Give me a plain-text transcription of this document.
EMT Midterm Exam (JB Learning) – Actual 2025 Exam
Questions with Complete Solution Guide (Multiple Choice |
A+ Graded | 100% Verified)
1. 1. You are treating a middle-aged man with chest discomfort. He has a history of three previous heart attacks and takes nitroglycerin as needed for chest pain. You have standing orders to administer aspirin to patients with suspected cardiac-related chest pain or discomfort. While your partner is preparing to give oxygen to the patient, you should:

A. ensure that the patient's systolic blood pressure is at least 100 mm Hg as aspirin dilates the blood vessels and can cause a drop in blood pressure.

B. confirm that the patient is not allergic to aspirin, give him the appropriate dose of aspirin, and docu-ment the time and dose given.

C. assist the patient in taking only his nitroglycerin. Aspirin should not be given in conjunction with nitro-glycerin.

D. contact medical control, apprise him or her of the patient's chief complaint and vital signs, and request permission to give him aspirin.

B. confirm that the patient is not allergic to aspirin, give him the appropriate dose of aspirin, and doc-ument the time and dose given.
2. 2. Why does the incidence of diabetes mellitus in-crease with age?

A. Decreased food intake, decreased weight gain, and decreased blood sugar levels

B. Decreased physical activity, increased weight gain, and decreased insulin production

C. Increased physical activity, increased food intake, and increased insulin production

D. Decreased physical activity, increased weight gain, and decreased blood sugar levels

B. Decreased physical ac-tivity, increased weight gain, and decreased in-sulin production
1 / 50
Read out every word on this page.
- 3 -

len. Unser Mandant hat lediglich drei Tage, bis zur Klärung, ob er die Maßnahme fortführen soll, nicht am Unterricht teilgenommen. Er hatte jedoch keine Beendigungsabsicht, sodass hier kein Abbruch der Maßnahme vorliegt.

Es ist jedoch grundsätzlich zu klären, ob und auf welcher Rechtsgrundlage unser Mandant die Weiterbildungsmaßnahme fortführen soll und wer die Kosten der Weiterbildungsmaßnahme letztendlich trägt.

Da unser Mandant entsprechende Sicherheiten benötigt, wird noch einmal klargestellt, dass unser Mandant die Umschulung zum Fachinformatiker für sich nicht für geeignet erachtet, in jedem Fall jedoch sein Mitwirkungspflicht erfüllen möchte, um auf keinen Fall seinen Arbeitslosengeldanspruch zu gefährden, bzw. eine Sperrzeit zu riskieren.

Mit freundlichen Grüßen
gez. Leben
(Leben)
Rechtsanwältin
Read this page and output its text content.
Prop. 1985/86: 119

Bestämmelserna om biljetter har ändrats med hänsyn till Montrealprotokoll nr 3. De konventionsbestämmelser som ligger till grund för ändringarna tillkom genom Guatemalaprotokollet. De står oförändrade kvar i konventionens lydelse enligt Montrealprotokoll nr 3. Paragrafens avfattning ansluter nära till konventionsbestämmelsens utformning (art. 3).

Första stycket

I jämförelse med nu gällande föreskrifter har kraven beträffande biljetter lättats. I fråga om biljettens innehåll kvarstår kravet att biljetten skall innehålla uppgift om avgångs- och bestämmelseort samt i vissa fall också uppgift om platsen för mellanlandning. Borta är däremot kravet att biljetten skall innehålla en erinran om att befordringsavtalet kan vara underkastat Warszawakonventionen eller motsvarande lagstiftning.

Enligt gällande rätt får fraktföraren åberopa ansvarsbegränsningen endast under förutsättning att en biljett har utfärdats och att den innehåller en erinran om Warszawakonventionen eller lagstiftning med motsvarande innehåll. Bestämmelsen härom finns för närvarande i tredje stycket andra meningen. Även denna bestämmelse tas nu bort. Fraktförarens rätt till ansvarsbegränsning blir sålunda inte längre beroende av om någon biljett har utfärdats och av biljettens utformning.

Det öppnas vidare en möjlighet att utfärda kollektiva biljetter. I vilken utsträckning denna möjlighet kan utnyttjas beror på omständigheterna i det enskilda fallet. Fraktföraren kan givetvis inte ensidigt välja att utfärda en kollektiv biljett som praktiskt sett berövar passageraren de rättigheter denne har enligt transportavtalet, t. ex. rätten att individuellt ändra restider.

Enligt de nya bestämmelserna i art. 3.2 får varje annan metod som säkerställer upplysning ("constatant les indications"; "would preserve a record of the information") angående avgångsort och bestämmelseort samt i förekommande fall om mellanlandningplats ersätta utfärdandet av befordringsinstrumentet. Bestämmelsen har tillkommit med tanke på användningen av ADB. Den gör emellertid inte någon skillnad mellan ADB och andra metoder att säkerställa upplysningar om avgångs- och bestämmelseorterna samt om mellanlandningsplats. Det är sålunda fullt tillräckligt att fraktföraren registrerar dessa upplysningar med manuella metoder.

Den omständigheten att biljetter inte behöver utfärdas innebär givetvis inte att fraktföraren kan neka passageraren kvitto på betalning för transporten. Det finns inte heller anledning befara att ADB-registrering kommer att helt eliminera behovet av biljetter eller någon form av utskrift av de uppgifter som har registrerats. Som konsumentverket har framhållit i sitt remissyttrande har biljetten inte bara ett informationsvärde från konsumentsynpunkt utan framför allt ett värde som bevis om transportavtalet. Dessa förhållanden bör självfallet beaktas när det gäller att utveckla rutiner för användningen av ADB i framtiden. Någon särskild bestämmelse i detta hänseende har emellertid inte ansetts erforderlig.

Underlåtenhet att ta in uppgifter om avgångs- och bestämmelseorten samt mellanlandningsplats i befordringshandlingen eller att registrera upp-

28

• • • • • • •

▶ DESCRIPTION OF THE TASK
Return each entry exactly. Leave none out.

▶ ANSWER BELOW
Give me a plain-text transcription of this document.
EMT Midterm Exam (JB Learning) – Actual 2025 Exam
Questions with Complete Solution Guide (Multiple Choice |
A+ Graded | 100% Verified)
1. 1. You are treating a middle-aged man with chest discomfort. He has a history of three previous heart attacks and takes nitroglycerin as needed for chest pain. You have standing orders to administer aspirin to patients with suspected cardiac-related chest pain or discomfort. While your partner is preparing to give oxygen to the patient, you should:

A. ensure that the patient's systolic blood pressure is at least 100 mm Hg as aspirin dilates the blood vessels and can cause a drop in blood pressure.

B. confirm that the patient is not allergic to aspirin, give him the appropriate dose of aspirin, and docu-ment the time and dose given.

C. assist the patient in taking only his nitroglycerin. Aspirin should not be given in conjunction with nitro-glycerin.

D. contact medical control, apprise him or her of the patient's chief complaint and vital signs, and request permission to give him aspirin.

B. confirm that the patient is not allergic to aspirin, give him the appropriate dose of aspirin, and doc-ument the time and dose given.
2. 2. Why does the incidence of diabetes mellitus in-crease with age?

A. Decreased food intake, decreased weight gain, and decreased blood sugar levels

B. Decreased physical activity, increased weight gain, and decreased insulin production

C. Increased physical activity, increased food intake, and increased insulin production

D. Decreased physical activity, increased weight gain, and decreased blood sugar levels

B. Decreased physical ac-tivity, increased weight gain, and decreased in-sulin production
1 / 50
Read out every word on this page.
- 3 -

len. Unser Mandant hat lediglich drei Tage, bis zur Klärung, ob er die Maßnahme fortführen soll, nicht am Unterricht teilgenommen. Er hatte jedoch keine Beendigungsabsicht, sodass hier kein Abbruch der Maßnahme vorliegt.

Es ist jedoch grundsätzlich zu klären, ob und auf welcher Rechtsgrundlage unser Mandant die Weiterbildungsmaßnahme fortführen soll und wer die Kosten der Weiterbildungsmaßnahme letztendlich trägt.

Da unser Mandant entsprechende Sicherheiten benötigt, wird noch einmal klargestellt, dass unser Mandant die Umschulung zum Fachinformatiker für sich nicht für geeignet erachtet, in jedem Fall jedoch sein Mitwirkungspflicht erfüllen möchte, um auf keinen Fall seinen Arbeitslosengeldanspruch zu gefährden, bzw. eine Sperrzeit zu riskieren.

Mit freundlichen Grüßen
gez. Leben
(Leben)
Rechtsanwältin
Read this page and output its text content.
Prop. 1985/86: 119

Bestämmelserna om biljetter har ändrats med hänsyn till Montrealprotokoll nr 3. De konventionsbestämmelser som ligger till grund för ändringarna tillkom genom Guatemalaprotokollet. De står oförändrade kvar i konventionens lydelse enligt Montrealprotokoll nr 3. Paragrafens avfattning ansluter nära till konventionsbestämmelsens utformning (art. 3).

Första stycket

I jämförelse med nu gällande föreskrifter har kraven beträffande biljetter lättats. I fråga om biljettens innehåll kvarstår kravet att biljetten skall innehålla uppgift om avgångs- och bestämmelseort samt i vissa fall också uppgift om platsen för mellanlandning. Borta är däremot kravet att biljetten skall innehålla en erinran om att befordringsavtalet kan vara underkastat Warszawakonventionen eller motsvarande lagstiftning.

Enligt gällande rätt får fraktföraren åberopa ansvarsbegränsningen endast under förutsättning att en biljett har utfärdats och att den innehåller en erinran om Warszawakonventionen eller lagstiftning med motsvarande innehåll. Bestämmelsen härom finns för närvarande i tredje stycket andra meningen. Även denna bestämmelse tas nu bort. Fraktförarens rätt till ansvarsbegränsning blir sålunda inte längre beroende av om någon biljett har utfärdats och av biljettens utformning.

Det öppnas vidare en möjlighet att utfärda kollektiva biljetter. I vilken utsträckning denna möjlighet kan utnyttjas beror på omständigheterna i det enskilda fallet. Fraktföraren kan givetvis inte ensidigt välja att utfärda en kollektiv biljett som praktiskt sett berövar passageraren de rättigheter denne har enligt transportavtalet, t. ex. rätten att individuellt ändra restider.

Enligt de nya bestämmelserna i art. 3.2 får varje annan metod som säkerställer upplysning ("constatant les indications"; "would preserve a record of the information") angående avgångsort och bestämmelseort samt i förekommande fall om mellanlandningplats ersätta utfärdandet av befordringsinstrumentet. Bestämmelsen har tillkommit med tanke på användningen av ADB. Den gör emellertid inte någon skillnad mellan ADB och andra metoder att säkerställa upplysningar om avgångs- och bestämmelseorterna samt om mellanlandningsplats. Det är sålunda fullt tillräckligt att fraktföraren registrerar dessa upplysningar med manuella metoder.

Den omständigheten att biljetter inte behöver utfärdas innebär givetvis inte att fraktföraren kan neka passageraren kvitto på betalning för transporten. Det finns inte heller anledning befara att ADB-registrering kommer att helt eliminera behovet av biljetter eller någon form av utskrift av de uppgifter som har registrerats. Som konsumentverket har framhållit i sitt remissyttrande har biljetten inte bara ett informationsvärde från konsumentsynpunkt utan framför allt ett värde som bevis om transportavtalet. Dessa förhållanden bör självfallet beaktas när det gäller att utveckla rutiner för användningen av ADB i framtiden. Någon särskild bestämmelse i detta hänseende har emellertid inte ansetts erforderlig.

Underlåtenhet att ta in uppgifter om avgångs- och bestämmelseorten samt mellanlandningsplats i befordringshandlingen eller att registrera upp-

28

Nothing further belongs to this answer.